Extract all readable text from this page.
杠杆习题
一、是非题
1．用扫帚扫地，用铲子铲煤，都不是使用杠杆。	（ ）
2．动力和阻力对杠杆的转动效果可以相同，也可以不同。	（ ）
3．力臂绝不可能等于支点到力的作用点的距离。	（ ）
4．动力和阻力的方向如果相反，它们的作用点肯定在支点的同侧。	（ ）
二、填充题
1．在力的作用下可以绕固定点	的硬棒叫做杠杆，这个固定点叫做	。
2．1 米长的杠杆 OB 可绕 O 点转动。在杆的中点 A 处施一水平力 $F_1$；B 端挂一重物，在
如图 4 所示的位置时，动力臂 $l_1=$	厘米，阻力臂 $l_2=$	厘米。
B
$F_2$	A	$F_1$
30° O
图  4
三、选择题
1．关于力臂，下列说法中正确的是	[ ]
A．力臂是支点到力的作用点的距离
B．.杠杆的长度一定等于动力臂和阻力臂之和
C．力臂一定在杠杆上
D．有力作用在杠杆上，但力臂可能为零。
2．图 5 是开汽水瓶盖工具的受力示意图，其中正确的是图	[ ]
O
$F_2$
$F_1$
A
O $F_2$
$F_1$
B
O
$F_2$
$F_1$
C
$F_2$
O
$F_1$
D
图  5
++++
(Directions for this task) Reproduce the records in full, exactly as written.

(Completed exercise)
Extract all readable text from this page.
杠杆习题
一、是非题
1．用扫帚扫地，用铲子铲煤，都不是使用杠杆。	（ ）
2．动力和阻力对杠杆的转动效果可以相同，也可以不同。	（ ）
3．力臂绝不可能等于支点到力的作用点的距离。	（ ）
4．动力和阻力的方向如果相反，它们的作用点肯定在支点的同侧。	（ ）
二、填充题
1．在力的作用下可以绕固定点	的硬棒叫做杠杆，这个固定点叫做	。
2．1 米长的杠杆 OB 可绕 O 点转动。在杆的中点 A 处施一水平力 $F_1$；B 端挂一重物，在
如图 4 所示的位置时，动力臂 $l_1=$	厘米，阻力臂 $l_2=$	厘米。
B
$F_2$	A	$F_1$
30° O
图  4
三、选择题
1．关于力臂，下列说法中正确的是	[ ]
A．力臂是支点到力的作用点的距离
B．.杠杆的长度一定等于动力臂和阻力臂之和
C．力臂一定在杠杆上
D．有力作用在杠杆上，但力臂可能为零。
2．图 5 是开汽水瓶盖工具的受力示意图，其中正确的是图	[ ]
O
$F_2$
$F_1$
A
O $F_2$
$F_1$
B
O
$F_2$
$F_1$
C
$F_2$
O
$F_1$
D
图  5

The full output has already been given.